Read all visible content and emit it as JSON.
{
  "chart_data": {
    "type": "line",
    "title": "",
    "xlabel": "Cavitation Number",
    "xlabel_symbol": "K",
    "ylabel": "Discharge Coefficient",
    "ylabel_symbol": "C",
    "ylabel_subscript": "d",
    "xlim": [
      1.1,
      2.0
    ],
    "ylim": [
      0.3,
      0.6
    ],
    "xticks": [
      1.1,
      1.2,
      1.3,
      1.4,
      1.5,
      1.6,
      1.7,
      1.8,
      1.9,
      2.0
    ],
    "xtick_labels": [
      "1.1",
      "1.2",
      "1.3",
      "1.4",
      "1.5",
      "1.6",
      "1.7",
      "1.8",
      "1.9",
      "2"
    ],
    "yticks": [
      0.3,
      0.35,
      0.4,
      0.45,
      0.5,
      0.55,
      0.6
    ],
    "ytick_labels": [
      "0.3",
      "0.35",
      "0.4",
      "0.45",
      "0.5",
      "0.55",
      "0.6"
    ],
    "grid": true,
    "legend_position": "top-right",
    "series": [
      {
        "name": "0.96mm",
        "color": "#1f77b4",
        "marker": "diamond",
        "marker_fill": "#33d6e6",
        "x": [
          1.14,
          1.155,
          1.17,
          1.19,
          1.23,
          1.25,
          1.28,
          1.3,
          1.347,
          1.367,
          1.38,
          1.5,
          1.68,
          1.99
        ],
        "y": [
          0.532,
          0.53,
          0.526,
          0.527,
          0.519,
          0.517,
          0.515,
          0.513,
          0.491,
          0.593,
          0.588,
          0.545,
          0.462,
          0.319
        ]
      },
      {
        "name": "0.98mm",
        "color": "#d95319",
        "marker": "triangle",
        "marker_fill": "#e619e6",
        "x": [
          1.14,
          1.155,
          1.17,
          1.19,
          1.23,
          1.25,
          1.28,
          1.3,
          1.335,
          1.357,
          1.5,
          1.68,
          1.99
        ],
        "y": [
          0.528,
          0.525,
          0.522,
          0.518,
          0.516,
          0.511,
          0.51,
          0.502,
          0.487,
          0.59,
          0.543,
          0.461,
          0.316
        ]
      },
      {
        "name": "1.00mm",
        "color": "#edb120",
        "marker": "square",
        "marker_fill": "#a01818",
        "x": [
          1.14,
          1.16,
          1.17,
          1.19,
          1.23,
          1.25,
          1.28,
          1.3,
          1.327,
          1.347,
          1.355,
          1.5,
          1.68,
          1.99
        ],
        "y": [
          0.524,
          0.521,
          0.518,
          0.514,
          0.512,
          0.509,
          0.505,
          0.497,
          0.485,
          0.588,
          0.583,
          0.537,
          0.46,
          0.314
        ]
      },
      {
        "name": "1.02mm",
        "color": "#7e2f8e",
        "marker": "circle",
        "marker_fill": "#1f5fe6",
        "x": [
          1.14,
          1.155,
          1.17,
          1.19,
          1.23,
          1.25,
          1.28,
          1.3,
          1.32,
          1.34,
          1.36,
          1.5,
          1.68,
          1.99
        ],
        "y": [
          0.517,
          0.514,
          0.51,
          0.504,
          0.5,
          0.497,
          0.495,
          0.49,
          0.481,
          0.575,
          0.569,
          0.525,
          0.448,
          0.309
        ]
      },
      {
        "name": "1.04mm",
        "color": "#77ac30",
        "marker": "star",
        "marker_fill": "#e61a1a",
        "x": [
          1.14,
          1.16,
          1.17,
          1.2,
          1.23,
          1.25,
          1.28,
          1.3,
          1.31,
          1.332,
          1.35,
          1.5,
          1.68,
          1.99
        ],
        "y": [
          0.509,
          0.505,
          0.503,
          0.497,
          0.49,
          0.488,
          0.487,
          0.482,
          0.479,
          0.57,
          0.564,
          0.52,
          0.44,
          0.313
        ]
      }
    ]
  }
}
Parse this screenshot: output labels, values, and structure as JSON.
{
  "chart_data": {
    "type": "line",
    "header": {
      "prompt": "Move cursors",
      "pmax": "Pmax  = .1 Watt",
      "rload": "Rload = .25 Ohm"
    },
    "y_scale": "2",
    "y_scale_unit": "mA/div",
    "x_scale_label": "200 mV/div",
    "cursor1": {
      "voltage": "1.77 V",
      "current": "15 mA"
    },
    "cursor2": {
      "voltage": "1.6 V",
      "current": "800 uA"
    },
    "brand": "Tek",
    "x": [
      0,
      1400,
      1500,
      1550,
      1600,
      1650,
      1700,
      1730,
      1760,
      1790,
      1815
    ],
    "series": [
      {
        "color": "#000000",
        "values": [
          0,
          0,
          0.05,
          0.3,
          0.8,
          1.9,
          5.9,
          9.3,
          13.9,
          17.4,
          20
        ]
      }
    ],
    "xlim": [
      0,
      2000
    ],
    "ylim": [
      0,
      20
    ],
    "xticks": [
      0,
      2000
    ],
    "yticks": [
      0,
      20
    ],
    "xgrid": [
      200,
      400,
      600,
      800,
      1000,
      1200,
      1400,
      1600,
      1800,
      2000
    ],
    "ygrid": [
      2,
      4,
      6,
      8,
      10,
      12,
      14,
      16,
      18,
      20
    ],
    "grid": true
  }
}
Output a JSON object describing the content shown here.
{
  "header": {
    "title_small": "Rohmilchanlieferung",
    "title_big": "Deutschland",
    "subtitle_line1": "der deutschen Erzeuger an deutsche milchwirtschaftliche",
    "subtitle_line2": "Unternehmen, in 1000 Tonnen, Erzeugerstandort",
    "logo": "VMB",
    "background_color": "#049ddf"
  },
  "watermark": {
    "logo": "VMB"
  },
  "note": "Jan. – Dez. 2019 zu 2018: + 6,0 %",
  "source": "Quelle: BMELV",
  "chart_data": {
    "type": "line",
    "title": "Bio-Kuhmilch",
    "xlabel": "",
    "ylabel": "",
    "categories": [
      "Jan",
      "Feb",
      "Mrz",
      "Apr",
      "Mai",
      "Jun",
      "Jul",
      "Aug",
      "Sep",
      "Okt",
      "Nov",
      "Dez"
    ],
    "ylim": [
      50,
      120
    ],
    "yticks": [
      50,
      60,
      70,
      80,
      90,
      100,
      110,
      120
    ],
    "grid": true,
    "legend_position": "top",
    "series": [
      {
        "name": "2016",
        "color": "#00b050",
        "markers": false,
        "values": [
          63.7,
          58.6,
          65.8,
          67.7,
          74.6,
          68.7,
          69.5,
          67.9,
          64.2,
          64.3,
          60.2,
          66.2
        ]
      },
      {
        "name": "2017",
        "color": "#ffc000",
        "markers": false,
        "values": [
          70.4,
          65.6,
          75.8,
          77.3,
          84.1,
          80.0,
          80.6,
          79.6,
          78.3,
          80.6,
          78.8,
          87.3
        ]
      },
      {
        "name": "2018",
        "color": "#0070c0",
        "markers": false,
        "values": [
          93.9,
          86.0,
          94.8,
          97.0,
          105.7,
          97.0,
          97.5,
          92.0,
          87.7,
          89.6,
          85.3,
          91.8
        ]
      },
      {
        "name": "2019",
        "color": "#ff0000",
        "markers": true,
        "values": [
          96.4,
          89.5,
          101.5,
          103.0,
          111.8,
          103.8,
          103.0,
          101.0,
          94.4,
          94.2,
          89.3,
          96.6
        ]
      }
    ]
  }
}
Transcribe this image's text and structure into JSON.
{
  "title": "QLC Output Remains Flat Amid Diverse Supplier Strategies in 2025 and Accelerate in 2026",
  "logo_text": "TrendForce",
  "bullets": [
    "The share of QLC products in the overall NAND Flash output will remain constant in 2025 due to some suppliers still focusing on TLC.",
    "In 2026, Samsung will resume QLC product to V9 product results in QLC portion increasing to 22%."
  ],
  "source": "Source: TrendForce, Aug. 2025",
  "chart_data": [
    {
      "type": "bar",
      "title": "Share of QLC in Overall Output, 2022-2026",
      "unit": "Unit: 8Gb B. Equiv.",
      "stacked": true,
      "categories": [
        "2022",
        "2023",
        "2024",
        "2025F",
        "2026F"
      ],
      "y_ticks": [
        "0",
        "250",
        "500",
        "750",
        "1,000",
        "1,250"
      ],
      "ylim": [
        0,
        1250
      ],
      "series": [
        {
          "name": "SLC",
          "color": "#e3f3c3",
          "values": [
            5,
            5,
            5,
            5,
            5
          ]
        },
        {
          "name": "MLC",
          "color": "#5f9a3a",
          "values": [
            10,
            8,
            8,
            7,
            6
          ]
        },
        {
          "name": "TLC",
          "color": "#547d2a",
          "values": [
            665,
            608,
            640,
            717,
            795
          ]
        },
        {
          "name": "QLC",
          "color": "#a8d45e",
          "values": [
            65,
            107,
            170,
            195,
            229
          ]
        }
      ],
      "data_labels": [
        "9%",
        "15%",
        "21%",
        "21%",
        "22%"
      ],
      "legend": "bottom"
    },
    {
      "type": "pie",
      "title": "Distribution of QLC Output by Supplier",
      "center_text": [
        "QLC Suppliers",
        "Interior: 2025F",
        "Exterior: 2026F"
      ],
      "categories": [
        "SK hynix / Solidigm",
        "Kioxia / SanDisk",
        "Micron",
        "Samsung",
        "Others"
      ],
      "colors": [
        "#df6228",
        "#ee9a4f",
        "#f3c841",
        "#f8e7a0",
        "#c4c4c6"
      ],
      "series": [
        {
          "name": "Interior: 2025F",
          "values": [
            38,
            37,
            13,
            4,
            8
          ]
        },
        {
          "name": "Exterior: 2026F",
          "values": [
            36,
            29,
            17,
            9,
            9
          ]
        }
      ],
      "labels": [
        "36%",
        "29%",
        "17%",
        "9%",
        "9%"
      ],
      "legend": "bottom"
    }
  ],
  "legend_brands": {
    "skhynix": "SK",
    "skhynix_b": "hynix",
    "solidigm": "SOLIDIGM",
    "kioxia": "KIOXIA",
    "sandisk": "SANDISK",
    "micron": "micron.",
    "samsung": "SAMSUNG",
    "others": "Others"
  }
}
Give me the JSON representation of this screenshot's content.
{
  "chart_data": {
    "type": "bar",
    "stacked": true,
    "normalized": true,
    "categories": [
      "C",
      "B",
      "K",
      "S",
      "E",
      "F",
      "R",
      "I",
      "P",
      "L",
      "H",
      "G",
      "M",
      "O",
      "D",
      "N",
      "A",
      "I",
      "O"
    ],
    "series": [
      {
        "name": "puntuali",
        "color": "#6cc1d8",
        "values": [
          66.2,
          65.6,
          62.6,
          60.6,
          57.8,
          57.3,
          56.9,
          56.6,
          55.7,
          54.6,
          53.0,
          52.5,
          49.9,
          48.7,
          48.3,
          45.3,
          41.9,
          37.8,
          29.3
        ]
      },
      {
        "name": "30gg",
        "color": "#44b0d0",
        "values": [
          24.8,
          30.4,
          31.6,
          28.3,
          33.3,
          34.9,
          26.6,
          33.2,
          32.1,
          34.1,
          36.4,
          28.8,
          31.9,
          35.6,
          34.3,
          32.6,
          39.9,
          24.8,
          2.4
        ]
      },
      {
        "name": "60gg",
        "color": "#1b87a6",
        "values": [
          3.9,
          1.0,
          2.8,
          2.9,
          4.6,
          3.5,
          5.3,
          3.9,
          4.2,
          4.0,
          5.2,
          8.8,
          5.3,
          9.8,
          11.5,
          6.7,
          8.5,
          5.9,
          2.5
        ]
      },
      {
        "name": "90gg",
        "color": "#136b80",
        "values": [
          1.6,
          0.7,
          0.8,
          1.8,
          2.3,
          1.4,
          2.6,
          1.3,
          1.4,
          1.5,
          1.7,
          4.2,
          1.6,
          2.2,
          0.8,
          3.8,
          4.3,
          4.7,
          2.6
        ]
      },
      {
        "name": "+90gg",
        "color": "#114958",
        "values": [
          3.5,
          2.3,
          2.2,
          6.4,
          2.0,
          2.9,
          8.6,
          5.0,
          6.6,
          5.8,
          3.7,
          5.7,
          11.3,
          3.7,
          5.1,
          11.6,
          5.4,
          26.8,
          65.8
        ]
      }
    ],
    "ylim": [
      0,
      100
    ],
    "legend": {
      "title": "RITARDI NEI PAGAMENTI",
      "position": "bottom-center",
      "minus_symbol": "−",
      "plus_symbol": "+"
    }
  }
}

__WORK REQUIRED__. Only a number is wanted: how many lines contain the word "source"?

__THE OUTPUT__. 2